Reading text.
--------
This move is intended to enhance data security and privacy, ensuring that the government has better control over data flows and can enforce regulations effectively. However, it is expected to face serious opposition from large multinational companies. Many of these companies rely on a global infrastructure of data centres; and forcing them to build or maintain local data centres in India, could incur significant operational costs. Additionally, the complexity of managing multiple localised data systems might pose logistical and financial challenges for businesses with a global user base.
Moreover, concerns regarding the interference of local laws with international standards could arise, particularly for companies that operate in regions with stringent data protection regulations, such as the EU’s GDPR. Balancing the need for national security and privacy with the demands of global businesses will be a key challenge as India moves forward with these data localisation requirements.
Data Protection Board
Another innovative approach is the digital-by-design Data Protection Board. This forward-thinking framework ensures that all activities undertaken and implemented by the Board will be executed exclusively through digital platforms. This means that the entire process—from case filings and hearings to decision-making and compliance tracking—will be managed digitally.
To facilitate this transition, we expect the Data Protection Board to develop a digital portal, which will serve as the central hub for interactions with stakeholders, including data principals, data fiduciaries, and legal entities. Additionally, the Board will implement a digital workflow and a comprehensive digital process management system, ensuring that all functions are streamlined, efficient, and transparent.
This approach promises to enhance efficiency, reduce delays, and increase the accessibility of the grievance redressal process. By digitising the entire functioning of the Board, India takes a significant step towards modernising its data protection ecosystem and ensuring that the regulatory framework is in line with the evolving digital landscape. However, the transition will require substantial investment in technology infrastructure and a careful balance to ensure accessibility for all stakeholders, including those who may have limited digital access.
--------
Provided material.
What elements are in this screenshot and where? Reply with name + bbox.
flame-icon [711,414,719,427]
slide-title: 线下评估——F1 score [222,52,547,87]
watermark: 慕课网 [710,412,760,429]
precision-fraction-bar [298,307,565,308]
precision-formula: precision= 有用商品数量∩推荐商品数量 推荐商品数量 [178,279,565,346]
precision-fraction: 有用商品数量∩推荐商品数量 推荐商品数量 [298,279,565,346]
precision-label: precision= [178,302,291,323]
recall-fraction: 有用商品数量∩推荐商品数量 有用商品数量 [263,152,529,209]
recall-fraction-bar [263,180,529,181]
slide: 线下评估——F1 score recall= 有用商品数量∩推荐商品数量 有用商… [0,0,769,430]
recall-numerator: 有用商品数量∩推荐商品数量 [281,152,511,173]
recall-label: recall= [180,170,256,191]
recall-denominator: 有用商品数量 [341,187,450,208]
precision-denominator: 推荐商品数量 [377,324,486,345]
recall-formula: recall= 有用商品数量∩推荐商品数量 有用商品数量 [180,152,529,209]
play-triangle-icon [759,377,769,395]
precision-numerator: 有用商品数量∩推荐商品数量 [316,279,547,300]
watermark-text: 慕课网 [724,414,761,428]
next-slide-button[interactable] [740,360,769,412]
--------
Requirement 1. Summarize the text on India's data localization and the Data Protection Board in two sentences.
Requirement 2. Carry on the text on India's data localization and the Data Protection Board, starting after its final sentence.

Result 1. India's data localization requirements are meant to strengthen data security, privacy and the government's control over data flows, but they are expected to face opposition from multinational companies over operating costs, logistical complexity and possible conflict with international standards such as the GDPR. The Data Protection Board is to work entirely through digital platforms, including a portal and digital workflow and process management systems, which promises greater efficiency and accessibility but will require substantial technology investment and care for stakeholders with limited digital access.

Result 2.
Conclusion
The Draft Digital Personal Data Protection Rules, 2025, represent a crucial step forward in India’s evolving data protection landscape, bringing both innovation and significant challenges. Key provisions, such as verifiable consent for processing children’s data, data localisation requirements, and the digital-by-design approach for the Data Protection Board, aim to enhance privacy and accountability while addressing the rapidly changing digital environment. These draft rules present much-needed frameworks for managing personal data, improving transparency, and safeguarding the rights of individuals, particularly in sensitive areas like healthcare, education, and children’s data.
However, the implementation of these rules will not be without hurdles. Data Fiduciaries and Consent Managers will need to navigate the complexities of ensuring reliable grievance redressal systems, while businesses, particularly global entities, may find the data localisation requirements and broad reporting obligations burdensome. The digital processes proposed for the Data Protection Board promise improved efficiency, but they will require careful planning to ensure accessibility and effectiveness for all stakeholders.
As India moves forward with these regulations, it will be essential to find a balance between enhancing data security and respecting privacy rights, while also fostering an environment that allows businesses to thrive in an increasingly global digital economy. The success of these rules will depend not only on their implementation but also on how effectively they adapt to the dynamic intersection of technology, law, and governance.